--- SUPPLIED ENTRIES ---
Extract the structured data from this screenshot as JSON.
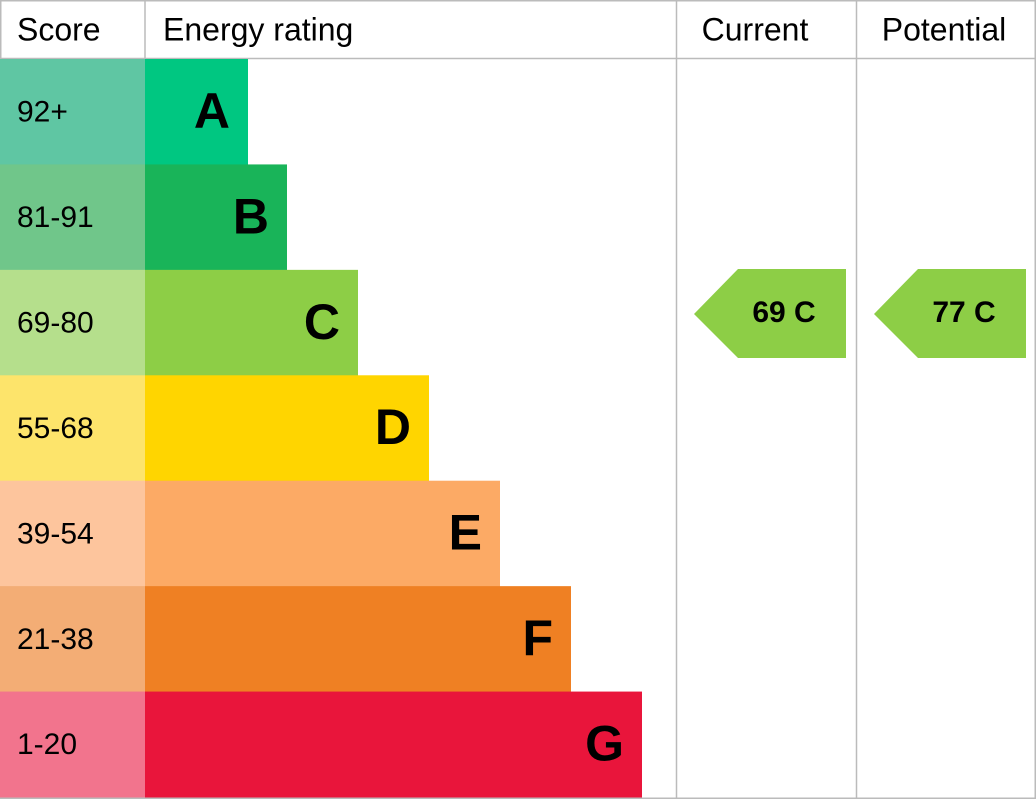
{
  "header": {
    "score": "Score",
    "rating": "Energy rating",
    "current": "Current",
    "potential": "Potential"
  },
  "rows": [
    {
      "score": "92+",
      "band": "A"
    },
    {
      "score": "81-91",
      "band": "B"
    },
    {
      "score": "69-80",
      "band": "C"
    },
    {
      "score": "55-68",
      "band": "D"
    },
    {
      "score": "39-54",
      "band": "E"
    },
    {
      "score": "21-38",
      "band": "F"
    },
    {
      "score": "1-20",
      "band": "G"
    }
  ],
  "current": "69 C",
  "potential": "77 C"
}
---
TASK INSTRUCTIONS>
Gather each line that holds "score".

SOLUTION TO THE EXERCISE>
    "score": "Score",
      "score": "92+",
      "score": "81-91",
      "score": "69-80",
      "score": "55-68",
      "score": "39-54",
      "score": "21-38",
      "score": "1-20",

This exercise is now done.